■ **The task**
Answer these questions from the passage on Mantler's setting of Hide and Seek:
(a) Who sings the man's part?
(b) How many pieces are there, and over how many minutes?
(c) In what form is the first piece reprised at the work's conclusion?

— START Excerpted text —

Having previously dealt with texts by Samuel Beckett and Harold Pinter,
among others, Mantler here turns to Paul Auster's Hide and Seek, a dialogue
between a man (sung by Robert Wyatt) and a woman (Susi Hyldgaard). The
text is a series of dream-like exchanges highlighting non-communication,
isolation, inertia and the protagonists' aching need for each other. It
is also about what is left unsaid, and the short instrumental interludes
that break up the equally short dialogues - 17 pieces fly by in 40 minutes
- are titled Unsaid (1), Unsaid (2) and so on.
Mantler's keen ear takes the natural intonation of a spoken line and magnifies
the melodic contours so that words and music meet in the middle. Neither
plays slave to the other, yet the music is still mellifluous. It is noteworthy
that when the first piece is reprised at the work's conclusion as spoken
word, it actually sounds more mannered than when sung. That may partly
be a comment on the nature of the text and the performances, but it is
also the highest compliment to Mantler's composing.

— END Excerpted text —
— START Records provided —

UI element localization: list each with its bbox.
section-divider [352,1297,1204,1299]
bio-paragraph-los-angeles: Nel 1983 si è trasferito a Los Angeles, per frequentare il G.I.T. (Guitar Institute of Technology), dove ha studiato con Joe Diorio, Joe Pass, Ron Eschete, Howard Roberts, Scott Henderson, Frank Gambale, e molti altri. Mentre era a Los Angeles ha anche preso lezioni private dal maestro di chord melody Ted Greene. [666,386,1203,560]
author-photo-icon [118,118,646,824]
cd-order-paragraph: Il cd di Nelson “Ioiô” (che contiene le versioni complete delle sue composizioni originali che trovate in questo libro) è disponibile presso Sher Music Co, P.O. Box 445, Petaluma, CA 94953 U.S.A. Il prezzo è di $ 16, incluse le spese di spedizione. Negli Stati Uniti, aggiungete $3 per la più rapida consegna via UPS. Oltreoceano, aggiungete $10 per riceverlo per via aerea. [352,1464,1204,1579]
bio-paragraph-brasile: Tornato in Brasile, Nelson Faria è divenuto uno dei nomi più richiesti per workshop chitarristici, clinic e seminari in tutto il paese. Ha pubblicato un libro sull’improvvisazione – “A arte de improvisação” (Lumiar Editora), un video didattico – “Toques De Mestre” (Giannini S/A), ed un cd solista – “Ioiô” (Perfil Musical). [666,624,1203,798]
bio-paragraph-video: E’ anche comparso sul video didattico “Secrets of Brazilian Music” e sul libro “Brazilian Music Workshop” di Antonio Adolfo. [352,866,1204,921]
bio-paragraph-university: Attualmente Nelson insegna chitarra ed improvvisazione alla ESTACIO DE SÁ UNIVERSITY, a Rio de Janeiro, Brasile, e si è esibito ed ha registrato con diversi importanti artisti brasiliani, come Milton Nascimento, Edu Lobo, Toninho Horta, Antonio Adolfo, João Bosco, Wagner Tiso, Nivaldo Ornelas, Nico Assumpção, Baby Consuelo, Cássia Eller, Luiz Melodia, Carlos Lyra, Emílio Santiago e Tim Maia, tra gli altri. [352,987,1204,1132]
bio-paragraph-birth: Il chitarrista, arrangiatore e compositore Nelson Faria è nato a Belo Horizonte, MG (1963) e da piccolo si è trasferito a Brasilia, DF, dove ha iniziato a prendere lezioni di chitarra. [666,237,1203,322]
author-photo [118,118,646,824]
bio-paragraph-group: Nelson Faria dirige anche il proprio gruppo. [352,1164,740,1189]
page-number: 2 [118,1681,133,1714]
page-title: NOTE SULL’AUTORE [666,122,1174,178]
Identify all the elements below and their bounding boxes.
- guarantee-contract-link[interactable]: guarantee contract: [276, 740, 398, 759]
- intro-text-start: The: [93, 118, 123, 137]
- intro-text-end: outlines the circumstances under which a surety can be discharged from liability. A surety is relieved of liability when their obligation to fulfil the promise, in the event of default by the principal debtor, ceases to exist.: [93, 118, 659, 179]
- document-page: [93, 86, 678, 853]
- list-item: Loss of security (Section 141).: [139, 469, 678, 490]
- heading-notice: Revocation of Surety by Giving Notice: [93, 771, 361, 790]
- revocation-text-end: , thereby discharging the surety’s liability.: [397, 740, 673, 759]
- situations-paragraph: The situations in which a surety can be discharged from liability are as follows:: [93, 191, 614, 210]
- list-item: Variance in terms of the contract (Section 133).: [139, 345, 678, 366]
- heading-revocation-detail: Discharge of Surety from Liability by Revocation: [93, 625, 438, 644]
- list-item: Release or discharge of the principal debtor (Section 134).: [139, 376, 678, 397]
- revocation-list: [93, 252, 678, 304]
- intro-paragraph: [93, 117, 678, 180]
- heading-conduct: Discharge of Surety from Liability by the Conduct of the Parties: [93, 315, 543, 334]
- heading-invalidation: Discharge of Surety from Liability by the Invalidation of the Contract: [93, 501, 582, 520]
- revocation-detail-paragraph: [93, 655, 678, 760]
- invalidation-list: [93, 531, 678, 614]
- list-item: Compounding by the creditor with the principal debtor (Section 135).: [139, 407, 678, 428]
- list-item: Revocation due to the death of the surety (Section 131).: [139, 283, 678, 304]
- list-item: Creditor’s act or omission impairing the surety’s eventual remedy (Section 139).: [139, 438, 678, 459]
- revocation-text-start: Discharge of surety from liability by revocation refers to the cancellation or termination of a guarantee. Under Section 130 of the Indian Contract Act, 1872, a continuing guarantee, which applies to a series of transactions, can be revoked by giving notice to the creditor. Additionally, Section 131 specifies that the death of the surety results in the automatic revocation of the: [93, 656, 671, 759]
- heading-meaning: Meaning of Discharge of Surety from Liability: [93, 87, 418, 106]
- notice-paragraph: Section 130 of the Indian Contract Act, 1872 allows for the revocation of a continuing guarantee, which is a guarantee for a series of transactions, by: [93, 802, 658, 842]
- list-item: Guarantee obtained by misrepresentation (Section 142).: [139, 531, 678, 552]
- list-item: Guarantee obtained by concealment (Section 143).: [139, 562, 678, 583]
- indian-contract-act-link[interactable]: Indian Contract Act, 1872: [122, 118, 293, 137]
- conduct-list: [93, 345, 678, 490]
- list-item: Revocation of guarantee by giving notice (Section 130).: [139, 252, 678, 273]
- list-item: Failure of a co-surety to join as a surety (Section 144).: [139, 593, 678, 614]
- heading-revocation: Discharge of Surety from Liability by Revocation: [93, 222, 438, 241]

— END Records provided —

■ **Response to this task**
(a) Robert Wyatt
(b) 17 pieces in 40 minutes
(c) As spoken word